### DATA EXCERPTS
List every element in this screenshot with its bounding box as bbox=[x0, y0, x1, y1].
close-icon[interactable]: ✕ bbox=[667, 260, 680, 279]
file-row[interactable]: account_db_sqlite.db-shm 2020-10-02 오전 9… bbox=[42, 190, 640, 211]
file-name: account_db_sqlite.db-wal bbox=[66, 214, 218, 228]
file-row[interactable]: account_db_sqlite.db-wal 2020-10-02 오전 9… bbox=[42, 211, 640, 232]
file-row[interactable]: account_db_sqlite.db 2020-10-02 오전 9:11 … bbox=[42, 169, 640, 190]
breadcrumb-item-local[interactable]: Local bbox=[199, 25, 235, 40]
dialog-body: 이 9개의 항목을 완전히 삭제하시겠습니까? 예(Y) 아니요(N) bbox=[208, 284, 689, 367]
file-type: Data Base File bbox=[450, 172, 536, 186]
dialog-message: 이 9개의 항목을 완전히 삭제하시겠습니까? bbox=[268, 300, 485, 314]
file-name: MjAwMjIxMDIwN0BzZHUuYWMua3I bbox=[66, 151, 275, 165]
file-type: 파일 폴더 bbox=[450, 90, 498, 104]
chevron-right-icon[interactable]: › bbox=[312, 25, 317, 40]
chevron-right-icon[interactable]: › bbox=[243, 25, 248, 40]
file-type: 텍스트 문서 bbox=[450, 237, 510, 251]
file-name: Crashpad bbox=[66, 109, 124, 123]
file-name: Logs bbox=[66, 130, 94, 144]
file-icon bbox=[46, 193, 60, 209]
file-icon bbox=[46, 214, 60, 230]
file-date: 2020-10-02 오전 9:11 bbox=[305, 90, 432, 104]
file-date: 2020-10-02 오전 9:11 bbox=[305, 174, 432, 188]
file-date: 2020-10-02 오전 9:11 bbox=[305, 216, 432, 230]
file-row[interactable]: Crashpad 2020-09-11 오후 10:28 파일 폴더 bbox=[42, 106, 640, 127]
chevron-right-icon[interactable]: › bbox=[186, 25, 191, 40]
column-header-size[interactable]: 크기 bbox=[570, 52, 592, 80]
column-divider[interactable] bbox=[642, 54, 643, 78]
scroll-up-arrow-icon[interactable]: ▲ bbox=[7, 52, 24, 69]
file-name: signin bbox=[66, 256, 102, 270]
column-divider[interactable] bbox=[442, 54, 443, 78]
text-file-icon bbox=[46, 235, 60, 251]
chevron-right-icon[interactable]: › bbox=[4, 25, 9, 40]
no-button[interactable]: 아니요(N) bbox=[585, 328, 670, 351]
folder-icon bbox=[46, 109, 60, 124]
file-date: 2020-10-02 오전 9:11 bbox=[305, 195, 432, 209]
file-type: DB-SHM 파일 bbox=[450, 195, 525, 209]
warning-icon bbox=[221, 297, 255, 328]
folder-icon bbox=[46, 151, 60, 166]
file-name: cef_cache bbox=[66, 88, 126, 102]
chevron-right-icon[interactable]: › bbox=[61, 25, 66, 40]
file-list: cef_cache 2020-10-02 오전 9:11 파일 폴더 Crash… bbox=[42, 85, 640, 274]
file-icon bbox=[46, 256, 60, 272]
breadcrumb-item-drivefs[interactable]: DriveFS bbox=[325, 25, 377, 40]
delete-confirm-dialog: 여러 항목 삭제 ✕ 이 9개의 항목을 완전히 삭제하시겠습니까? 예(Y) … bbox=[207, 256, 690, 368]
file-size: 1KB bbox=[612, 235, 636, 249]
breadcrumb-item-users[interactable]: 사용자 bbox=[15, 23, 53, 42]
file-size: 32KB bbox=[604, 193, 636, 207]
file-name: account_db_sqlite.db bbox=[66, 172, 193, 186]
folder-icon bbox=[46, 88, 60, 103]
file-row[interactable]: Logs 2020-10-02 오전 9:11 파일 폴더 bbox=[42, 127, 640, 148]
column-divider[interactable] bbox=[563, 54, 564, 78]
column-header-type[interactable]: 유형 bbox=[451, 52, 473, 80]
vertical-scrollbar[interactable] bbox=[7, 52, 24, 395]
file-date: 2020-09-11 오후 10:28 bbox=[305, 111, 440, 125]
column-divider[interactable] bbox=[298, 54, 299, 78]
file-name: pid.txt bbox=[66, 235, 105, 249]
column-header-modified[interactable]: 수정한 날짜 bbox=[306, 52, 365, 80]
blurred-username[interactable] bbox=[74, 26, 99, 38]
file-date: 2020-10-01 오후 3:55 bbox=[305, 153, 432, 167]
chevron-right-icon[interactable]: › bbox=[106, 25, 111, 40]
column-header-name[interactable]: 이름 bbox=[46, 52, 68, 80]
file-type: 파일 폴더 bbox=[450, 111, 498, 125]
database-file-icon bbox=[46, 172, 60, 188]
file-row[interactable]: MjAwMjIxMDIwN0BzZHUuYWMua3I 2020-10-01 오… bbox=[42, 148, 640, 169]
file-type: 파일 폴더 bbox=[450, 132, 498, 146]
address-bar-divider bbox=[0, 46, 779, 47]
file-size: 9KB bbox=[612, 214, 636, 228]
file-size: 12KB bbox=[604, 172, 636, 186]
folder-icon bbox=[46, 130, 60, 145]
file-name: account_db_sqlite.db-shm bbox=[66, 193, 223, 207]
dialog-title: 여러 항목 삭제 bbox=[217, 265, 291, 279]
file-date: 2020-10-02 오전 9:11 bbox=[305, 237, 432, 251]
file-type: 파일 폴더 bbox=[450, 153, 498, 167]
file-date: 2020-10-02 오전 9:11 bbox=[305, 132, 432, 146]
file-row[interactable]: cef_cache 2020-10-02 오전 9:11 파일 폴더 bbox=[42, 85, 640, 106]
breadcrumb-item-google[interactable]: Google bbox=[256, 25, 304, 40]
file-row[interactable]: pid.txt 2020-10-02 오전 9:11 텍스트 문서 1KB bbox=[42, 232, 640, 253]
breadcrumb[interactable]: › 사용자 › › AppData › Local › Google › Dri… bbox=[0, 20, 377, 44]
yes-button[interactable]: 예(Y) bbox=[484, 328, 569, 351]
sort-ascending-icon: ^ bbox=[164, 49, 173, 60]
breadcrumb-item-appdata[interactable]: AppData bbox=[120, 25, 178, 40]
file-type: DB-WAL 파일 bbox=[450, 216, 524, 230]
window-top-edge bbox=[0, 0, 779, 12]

### TASK INSTRUCTIONS
Copy out every line of the listing above, word for word, with nothing changed.

### RESULT OF THIS EXERCISE
List every element in this screenshot with its bounding box as bbox=[x0, y0, x1, y1].
close-icon[interactable]: ✕ bbox=[667, 260, 680, 279]
file-row[interactable]: account_db_sqlite.db-shm 2020-10-02 오전 9… bbox=[42, 190, 640, 211]
file-name: account_db_sqlite.db-wal bbox=[66, 214, 218, 228]
file-row[interactable]: account_db_sqlite.db-wal 2020-10-02 오전 9… bbox=[42, 211, 640, 232]
file-row[interactable]: account_db_sqlite.db 2020-10-02 오전 9:11 … bbox=[42, 169, 640, 190]
breadcrumb-item-local[interactable]: Local bbox=[199, 25, 235, 40]
dialog-body: 이 9개의 항목을 완전히 삭제하시겠습니까? 예(Y) 아니요(N) bbox=[208, 284, 689, 367]
file-type: Data Base File bbox=[450, 172, 536, 186]
dialog-message: 이 9개의 항목을 완전히 삭제하시겠습니까? bbox=[268, 300, 485, 314]
file-name: MjAwMjIxMDIwN0BzZHUuYWMua3I bbox=[66, 151, 275, 165]
file-type: 파일 폴더 bbox=[450, 90, 498, 104]
chevron-right-icon[interactable]: › bbox=[312, 25, 317, 40]
chevron-right-icon[interactable]: › bbox=[243, 25, 248, 40]
file-type: 텍스트 문서 bbox=[450, 237, 510, 251]
file-name: Crashpad bbox=[66, 109, 124, 123]
file-name: Logs bbox=[66, 130, 94, 144]
file-icon bbox=[46, 193, 60, 209]
file-icon bbox=[46, 214, 60, 230]
file-date: 2020-10-02 오전 9:11 bbox=[305, 90, 432, 104]
file-date: 2020-10-02 오전 9:11 bbox=[305, 174, 432, 188]
file-date: 2020-10-02 오전 9:11 bbox=[305, 216, 432, 230]
file-row[interactable]: Crashpad 2020-09-11 오후 10:28 파일 폴더 bbox=[42, 106, 640, 127]
chevron-right-icon[interactable]: › bbox=[186, 25, 191, 40]
column-header-size[interactable]: 크기 bbox=[570, 52, 592, 80]
column-divider[interactable] bbox=[642, 54, 643, 78]
scroll-up-arrow-icon[interactable]: ▲ bbox=[7, 52, 24, 69]
file-name: signin bbox=[66, 256, 102, 270]
column-divider[interactable] bbox=[442, 54, 443, 78]
text-file-icon bbox=[46, 235, 60, 251]
chevron-right-icon[interactable]: › bbox=[4, 25, 9, 40]
no-button[interactable]: 아니요(N) bbox=[585, 328, 670, 351]
folder-icon bbox=[46, 109, 60, 124]
file-date: 2020-10-02 오전 9:11 bbox=[305, 195, 432, 209]
file-type: DB-SHM 파일 bbox=[450, 195, 525, 209]
warning-icon bbox=[221, 297, 255, 328]
folder-icon bbox=[46, 151, 60, 166]
file-name: cef_cache bbox=[66, 88, 126, 102]
chevron-right-icon[interactable]: › bbox=[61, 25, 66, 40]
file-list: cef_cache 2020-10-02 오전 9:11 파일 폴더 Crash… bbox=[42, 85, 640, 274]
file-icon bbox=[46, 256, 60, 272]
breadcrumb-item-drivefs[interactable]: DriveFS bbox=[325, 25, 377, 40]
delete-confirm-dialog: 여러 항목 삭제 ✕ 이 9개의 항목을 완전히 삭제하시겠습니까? 예(Y) … bbox=[207, 256, 690, 368]
file-size: 1KB bbox=[612, 235, 636, 249]
breadcrumb-item-users[interactable]: 사용자 bbox=[15, 23, 53, 42]
file-size: 32KB bbox=[604, 193, 636, 207]
file-name: account_db_sqlite.db bbox=[66, 172, 193, 186]
folder-icon bbox=[46, 88, 60, 103]
file-row[interactable]: Logs 2020-10-02 오전 9:11 파일 폴더 bbox=[42, 127, 640, 148]
column-divider[interactable] bbox=[563, 54, 564, 78]
column-header-type[interactable]: 유형 bbox=[451, 52, 473, 80]
vertical-scrollbar[interactable] bbox=[7, 52, 24, 395]
file-date: 2020-09-11 오후 10:28 bbox=[305, 111, 440, 125]
column-divider[interactable] bbox=[298, 54, 299, 78]
file-name: pid.txt bbox=[66, 235, 105, 249]
column-header-modified[interactable]: 수정한 날짜 bbox=[306, 52, 365, 80]
blurred-username[interactable] bbox=[74, 26, 99, 38]
file-date: 2020-10-01 오후 3:55 bbox=[305, 153, 432, 167]
chevron-right-icon[interactable]: › bbox=[106, 25, 111, 40]
column-header-name[interactable]: 이름 bbox=[46, 52, 68, 80]
file-type: 파일 폴더 bbox=[450, 111, 498, 125]
database-file-icon bbox=[46, 172, 60, 188]
file-row[interactable]: MjAwMjIxMDIwN0BzZHUuYWMua3I 2020-10-01 오… bbox=[42, 148, 640, 169]
file-type: 파일 폴더 bbox=[450, 132, 498, 146]
address-bar-divider bbox=[0, 46, 779, 47]
file-size: 9KB bbox=[612, 214, 636, 228]
file-size: 12KB bbox=[604, 172, 636, 186]
folder-icon bbox=[46, 130, 60, 145]
file-name: account_db_sqlite.db-shm bbox=[66, 193, 223, 207]
dialog-title: 여러 항목 삭제 bbox=[217, 265, 291, 279]
file-date: 2020-10-02 오전 9:11 bbox=[305, 237, 432, 251]
file-type: 파일 폴더 bbox=[450, 153, 498, 167]
file-date: 2020-10-02 오전 9:11 bbox=[305, 132, 432, 146]
file-row[interactable]: cef_cache 2020-10-02 오전 9:11 파일 폴더 bbox=[42, 85, 640, 106]
breadcrumb-item-google[interactable]: Google bbox=[256, 25, 304, 40]
file-row[interactable]: pid.txt 2020-10-02 오전 9:11 텍스트 문서 1KB bbox=[42, 232, 640, 253]
breadcrumb[interactable]: › 사용자 › › AppData › Local › Google › Dri… bbox=[0, 20, 377, 44]
yes-button[interactable]: 예(Y) bbox=[484, 328, 569, 351]
sort-ascending-icon: ^ bbox=[164, 49, 173, 60]
breadcrumb-item-appdata[interactable]: AppData bbox=[120, 25, 178, 40]
file-type: DB-WAL 파일 bbox=[450, 216, 524, 230]
window-top-edge bbox=[0, 0, 779, 12]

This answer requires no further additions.